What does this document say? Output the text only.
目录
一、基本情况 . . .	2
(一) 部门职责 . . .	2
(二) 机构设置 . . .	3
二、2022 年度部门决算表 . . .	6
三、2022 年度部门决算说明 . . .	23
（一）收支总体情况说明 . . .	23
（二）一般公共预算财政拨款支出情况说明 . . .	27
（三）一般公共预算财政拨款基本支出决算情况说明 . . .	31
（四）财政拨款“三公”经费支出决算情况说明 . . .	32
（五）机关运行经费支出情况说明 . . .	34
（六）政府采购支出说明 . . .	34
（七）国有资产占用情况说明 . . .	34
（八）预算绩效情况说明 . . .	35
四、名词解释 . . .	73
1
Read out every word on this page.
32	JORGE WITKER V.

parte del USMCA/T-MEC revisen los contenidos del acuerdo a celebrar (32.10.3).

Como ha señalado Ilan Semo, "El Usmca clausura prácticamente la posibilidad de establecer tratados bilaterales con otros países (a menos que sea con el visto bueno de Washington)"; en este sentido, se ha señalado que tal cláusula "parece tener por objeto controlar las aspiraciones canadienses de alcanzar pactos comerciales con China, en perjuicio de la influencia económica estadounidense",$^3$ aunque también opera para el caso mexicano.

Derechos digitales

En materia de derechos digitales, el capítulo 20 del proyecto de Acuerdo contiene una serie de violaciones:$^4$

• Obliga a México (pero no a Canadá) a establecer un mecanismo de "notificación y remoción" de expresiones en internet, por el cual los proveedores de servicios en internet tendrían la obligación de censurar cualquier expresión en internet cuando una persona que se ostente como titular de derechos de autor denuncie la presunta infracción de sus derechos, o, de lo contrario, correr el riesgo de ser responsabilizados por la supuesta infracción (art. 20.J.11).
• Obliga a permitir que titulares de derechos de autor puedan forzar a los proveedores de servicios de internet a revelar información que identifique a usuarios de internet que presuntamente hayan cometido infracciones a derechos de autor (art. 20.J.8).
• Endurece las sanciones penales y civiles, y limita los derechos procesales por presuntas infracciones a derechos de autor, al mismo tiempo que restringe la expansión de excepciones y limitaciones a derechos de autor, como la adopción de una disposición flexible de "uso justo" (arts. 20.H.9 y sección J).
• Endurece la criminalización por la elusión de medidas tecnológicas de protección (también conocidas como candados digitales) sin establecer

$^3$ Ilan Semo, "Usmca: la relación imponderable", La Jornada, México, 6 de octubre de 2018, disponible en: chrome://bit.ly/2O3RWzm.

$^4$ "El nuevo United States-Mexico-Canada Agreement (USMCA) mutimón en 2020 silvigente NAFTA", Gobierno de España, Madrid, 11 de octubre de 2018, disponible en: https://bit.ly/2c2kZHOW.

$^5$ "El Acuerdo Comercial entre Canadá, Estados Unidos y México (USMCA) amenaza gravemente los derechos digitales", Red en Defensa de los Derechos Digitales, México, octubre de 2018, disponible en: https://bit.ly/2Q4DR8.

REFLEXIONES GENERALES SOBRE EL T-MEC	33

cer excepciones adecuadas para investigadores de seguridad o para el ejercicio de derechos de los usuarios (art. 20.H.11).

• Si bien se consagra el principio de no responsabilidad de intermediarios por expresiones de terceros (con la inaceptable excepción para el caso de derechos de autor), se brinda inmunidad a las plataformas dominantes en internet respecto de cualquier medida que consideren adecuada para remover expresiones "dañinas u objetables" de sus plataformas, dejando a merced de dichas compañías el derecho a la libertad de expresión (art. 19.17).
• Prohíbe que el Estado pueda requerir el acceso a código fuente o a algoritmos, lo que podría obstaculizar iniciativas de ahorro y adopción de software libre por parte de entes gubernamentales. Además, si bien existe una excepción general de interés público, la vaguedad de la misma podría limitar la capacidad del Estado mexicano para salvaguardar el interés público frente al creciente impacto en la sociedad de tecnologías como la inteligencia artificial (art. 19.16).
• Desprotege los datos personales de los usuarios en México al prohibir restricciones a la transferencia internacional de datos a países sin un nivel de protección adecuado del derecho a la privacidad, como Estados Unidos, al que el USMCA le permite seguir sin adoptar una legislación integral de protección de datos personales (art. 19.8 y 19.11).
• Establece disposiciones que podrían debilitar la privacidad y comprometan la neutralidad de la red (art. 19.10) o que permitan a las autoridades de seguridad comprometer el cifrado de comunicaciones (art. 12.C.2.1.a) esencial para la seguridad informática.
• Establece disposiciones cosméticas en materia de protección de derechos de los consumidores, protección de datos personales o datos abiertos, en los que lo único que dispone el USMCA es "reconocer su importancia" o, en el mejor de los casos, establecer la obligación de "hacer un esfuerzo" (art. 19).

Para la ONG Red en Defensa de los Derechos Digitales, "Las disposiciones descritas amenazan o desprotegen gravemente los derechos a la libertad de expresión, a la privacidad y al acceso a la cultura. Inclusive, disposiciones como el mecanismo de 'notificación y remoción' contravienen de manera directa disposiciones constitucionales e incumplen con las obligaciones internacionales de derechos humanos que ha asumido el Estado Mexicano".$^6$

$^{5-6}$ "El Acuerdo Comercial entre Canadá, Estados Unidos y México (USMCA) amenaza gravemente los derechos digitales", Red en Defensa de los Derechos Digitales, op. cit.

— Directions for this task —
Set all of the entries down again, exactly as they were given.

— The output —
What does this document say? Output the text only.
目录
一、基本情况 . . .	2
(一) 部门职责 . . .	2
(二) 机构设置 . . .	3
二、2022 年度部门决算表 . . .	6
三、2022 年度部门决算说明 . . .	23
（一）收支总体情况说明 . . .	23
（二）一般公共预算财政拨款支出情况说明 . . .	27
（三）一般公共预算财政拨款基本支出决算情况说明 . . .	31
（四）财政拨款“三公”经费支出决算情况说明 . . .	32
（五）机关运行经费支出情况说明 . . .	34
（六）政府采购支出说明 . . .	34
（七）国有资产占用情况说明 . . .	34
（八）预算绩效情况说明 . . .	35
四、名词解释 . . .	73
1
Read out every word on this page.
32	JORGE WITKER V.

parte del USMCA/T-MEC revisen los contenidos del acuerdo a celebrar (32.10.3).

Como ha señalado Ilan Semo, "El Usmca clausura prácticamente la posibilidad de establecer tratados bilaterales con otros países (a menos que sea con el visto bueno de Washington)"; en este sentido, se ha señalado que tal cláusula "parece tener por objeto controlar las aspiraciones canadienses de alcanzar pactos comerciales con China, en perjuicio de la influencia económica estadounidense",$^3$ aunque también opera para el caso mexicano.

Derechos digitales

En materia de derechos digitales, el capítulo 20 del proyecto de Acuerdo contiene una serie de violaciones:$^4$

• Obliga a México (pero no a Canadá) a establecer un mecanismo de "notificación y remoción" de expresiones en internet, por el cual los proveedores de servicios en internet tendrían la obligación de censurar cualquier expresión en internet cuando una persona que se ostente como titular de derechos de autor denuncie la presunta infracción de sus derechos, o, de lo contrario, correr el riesgo de ser responsabilizados por la supuesta infracción (art. 20.J.11).
• Obliga a permitir que titulares de derechos de autor puedan forzar a los proveedores de servicios de internet a revelar información que identifique a usuarios de internet que presuntamente hayan cometido infracciones a derechos de autor (art. 20.J.8).
• Endurece las sanciones penales y civiles, y limita los derechos procesales por presuntas infracciones a derechos de autor, al mismo tiempo que restringe la expansión de excepciones y limitaciones a derechos de autor, como la adopción de una disposición flexible de "uso justo" (arts. 20.H.9 y sección J).
• Endurece la criminalización por la elusión de medidas tecnológicas de protección (también conocidas como candados digitales) sin establecer

$^3$ Ilan Semo, "Usmca: la relación imponderable", La Jornada, México, 6 de octubre de 2018, disponible en: chrome://bit.ly/2O3RWzm.

$^4$ "El nuevo United States-Mexico-Canada Agreement (USMCA) mutimón en 2020 silvigente NAFTA", Gobierno de España, Madrid, 11 de octubre de 2018, disponible en: https://bit.ly/2c2kZHOW.

$^5$ "El Acuerdo Comercial entre Canadá, Estados Unidos y México (USMCA) amenaza gravemente los derechos digitales", Red en Defensa de los Derechos Digitales, México, octubre de 2018, disponible en: https://bit.ly/2Q4DR8.

REFLEXIONES GENERALES SOBRE EL T-MEC	33

cer excepciones adecuadas para investigadores de seguridad o para el ejercicio de derechos de los usuarios (art. 20.H.11).

• Si bien se consagra el principio de no responsabilidad de intermediarios por expresiones de terceros (con la inaceptable excepción para el caso de derechos de autor), se brinda inmunidad a las plataformas dominantes en internet respecto de cualquier medida que consideren adecuada para remover expresiones "dañinas u objetables" de sus plataformas, dejando a merced de dichas compañías el derecho a la libertad de expresión (art. 19.17).
• Prohíbe que el Estado pueda requerir el acceso a código fuente o a algoritmos, lo que podría obstaculizar iniciativas de ahorro y adopción de software libre por parte de entes gubernamentales. Además, si bien existe una excepción general de interés público, la vaguedad de la misma podría limitar la capacidad del Estado mexicano para salvaguardar el interés público frente al creciente impacto en la sociedad de tecnologías como la inteligencia artificial (art. 19.16).
• Desprotege los datos personales de los usuarios en México al prohibir restricciones a la transferencia internacional de datos a países sin un nivel de protección adecuado del derecho a la privacidad, como Estados Unidos, al que el USMCA le permite seguir sin adoptar una legislación integral de protección de datos personales (art. 19.8 y 19.11).
• Establece disposiciones que podrían debilitar la privacidad y comprometan la neutralidad de la red (art. 19.10) o que permitan a las autoridades de seguridad comprometer el cifrado de comunicaciones (art. 12.C.2.1.a) esencial para la seguridad informática.
• Establece disposiciones cosméticas en materia de protección de derechos de los consumidores, protección de datos personales o datos abiertos, en los que lo único que dispone el USMCA es "reconocer su importancia" o, en el mejor de los casos, establecer la obligación de "hacer un esfuerzo" (art. 19).

Para la ONG Red en Defensa de los Derechos Digitales, "Las disposiciones descritas amenazan o desprotegen gravemente los derechos a la libertad de expresión, a la privacidad y al acceso a la cultura. Inclusive, disposiciones como el mecanismo de 'notificación y remoción' contravienen de manera directa disposiciones constitucionales e incumplen con las obligaciones internacionales de derechos humanos que ha asumido el Estado Mexicano".$^6$

$^{5-6}$ "El Acuerdo Comercial entre Canadá, Estados Unidos y México (USMCA) amenaza gravemente los derechos digitales", Red en Defensa de los Derechos Digitales, op. cit.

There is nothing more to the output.